● Task instructions
Output the records. Match them exactly.

Entries taken from a collection:
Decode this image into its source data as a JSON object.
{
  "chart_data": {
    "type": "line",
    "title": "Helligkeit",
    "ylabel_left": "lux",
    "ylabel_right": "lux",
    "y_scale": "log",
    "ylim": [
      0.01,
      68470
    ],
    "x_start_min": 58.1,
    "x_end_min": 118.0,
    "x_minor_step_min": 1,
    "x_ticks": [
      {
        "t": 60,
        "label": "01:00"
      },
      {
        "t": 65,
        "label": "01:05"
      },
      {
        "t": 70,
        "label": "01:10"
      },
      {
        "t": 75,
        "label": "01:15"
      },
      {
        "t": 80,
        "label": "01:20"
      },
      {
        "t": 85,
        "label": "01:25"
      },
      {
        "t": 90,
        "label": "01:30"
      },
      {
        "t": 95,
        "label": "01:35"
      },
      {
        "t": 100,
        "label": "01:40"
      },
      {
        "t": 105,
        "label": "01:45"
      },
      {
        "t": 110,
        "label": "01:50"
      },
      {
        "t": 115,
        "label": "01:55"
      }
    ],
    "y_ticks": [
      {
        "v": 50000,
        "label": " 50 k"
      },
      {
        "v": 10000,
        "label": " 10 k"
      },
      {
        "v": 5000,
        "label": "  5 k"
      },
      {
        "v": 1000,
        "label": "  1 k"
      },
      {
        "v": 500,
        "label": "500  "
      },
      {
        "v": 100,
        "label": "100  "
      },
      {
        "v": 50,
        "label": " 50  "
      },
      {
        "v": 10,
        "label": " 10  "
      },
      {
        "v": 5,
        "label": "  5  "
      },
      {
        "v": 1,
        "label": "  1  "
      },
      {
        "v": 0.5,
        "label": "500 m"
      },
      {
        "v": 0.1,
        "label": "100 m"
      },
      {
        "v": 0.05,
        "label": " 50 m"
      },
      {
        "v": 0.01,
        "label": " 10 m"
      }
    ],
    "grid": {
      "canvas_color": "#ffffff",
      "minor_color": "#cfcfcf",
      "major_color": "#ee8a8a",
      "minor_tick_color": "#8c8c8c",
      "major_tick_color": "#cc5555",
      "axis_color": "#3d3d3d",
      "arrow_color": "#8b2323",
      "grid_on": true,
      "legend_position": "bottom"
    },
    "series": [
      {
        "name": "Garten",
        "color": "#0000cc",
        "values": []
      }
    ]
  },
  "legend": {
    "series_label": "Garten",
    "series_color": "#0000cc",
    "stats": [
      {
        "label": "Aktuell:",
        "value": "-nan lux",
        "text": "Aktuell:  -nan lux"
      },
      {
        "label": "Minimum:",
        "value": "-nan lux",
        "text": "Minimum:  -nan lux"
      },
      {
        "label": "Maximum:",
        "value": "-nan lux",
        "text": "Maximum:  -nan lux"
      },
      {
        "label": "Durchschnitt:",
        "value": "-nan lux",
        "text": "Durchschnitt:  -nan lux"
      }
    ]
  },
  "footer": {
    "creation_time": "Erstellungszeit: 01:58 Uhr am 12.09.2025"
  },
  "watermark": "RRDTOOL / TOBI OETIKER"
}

● Answer to the task
Decode this image into its source data as a JSON object.
{
  "chart_data": {
    "type": "line",
    "title": "Helligkeit",
    "ylabel_left": "lux",
    "ylabel_right": "lux",
    "y_scale": "log",
    "ylim": [
      0.01,
      68470
    ],
    "x_start_min": 58.1,
    "x_end_min": 118.0,
    "x_minor_step_min": 1,
    "x_ticks": [
      {
        "t": 60,
        "label": "01:00"
      },
      {
        "t": 65,
        "label": "01:05"
      },
      {
        "t": 70,
        "label": "01:10"
      },
      {
        "t": 75,
        "label": "01:15"
      },
      {
        "t": 80,
        "label": "01:20"
      },
      {
        "t": 85,
        "label": "01:25"
      },
      {
        "t": 90,
        "label": "01:30"
      },
      {
        "t": 95,
        "label": "01:35"
      },
      {
        "t": 100,
        "label": "01:40"
      },
      {
        "t": 105,
        "label": "01:45"
      },
      {
        "t": 110,
        "label": "01:50"
      },
      {
        "t": 115,
        "label": "01:55"
      }
    ],
    "y_ticks": [
      {
        "v": 50000,
        "label": " 50 k"
      },
      {
        "v": 10000,
        "label": " 10 k"
      },
      {
        "v": 5000,
        "label": "  5 k"
      },
      {
        "v": 1000,
        "label": "  1 k"
      },
      {
        "v": 500,
        "label": "500  "
      },
      {
        "v": 100,
        "label": "100  "
      },
      {
        "v": 50,
        "label": " 50  "
      },
      {
        "v": 10,
        "label": " 10  "
      },
      {
        "v": 5,
        "label": "  5  "
      },
      {
        "v": 1,
        "label": "  1  "
      },
      {
        "v": 0.5,
        "label": "500 m"
      },
      {
        "v": 0.1,
        "label": "100 m"
      },
      {
        "v": 0.05,
        "label": " 50 m"
      },
      {
        "v": 0.01,
        "label": " 10 m"
      }
    ],
    "grid": {
      "canvas_color": "#ffffff",
      "minor_color": "#cfcfcf",
      "major_color": "#ee8a8a",
      "minor_tick_color": "#8c8c8c",
      "major_tick_color": "#cc5555",
      "axis_color": "#3d3d3d",
      "arrow_color": "#8b2323",
      "grid_on": true,
      "legend_position": "bottom"
    },
    "series": [
      {
        "name": "Garten",
        "color": "#0000cc",
        "values": []
      }
    ]
  },
  "legend": {
    "series_label": "Garten",
    "series_color": "#0000cc",
    "stats": [
      {
        "label": "Aktuell:",
        "value": "-nan lux",
        "text": "Aktuell:  -nan lux"
      },
      {
        "label": "Minimum:",
        "value": "-nan lux",
        "text": "Minimum:  -nan lux"
      },
      {
        "label": "Maximum:",
        "value": "-nan lux",
        "text": "Maximum:  -nan lux"
      },
      {
        "label": "Durchschnitt:",
        "value": "-nan lux",
        "text": "Durchschnitt:  -nan lux"
      }
    ]
  },
  "footer": {
    "creation_time": "Erstellungszeit: 01:58 Uhr am 12.09.2025"
  },
  "watermark": "RRDTOOL / TOBI OETIKER"
}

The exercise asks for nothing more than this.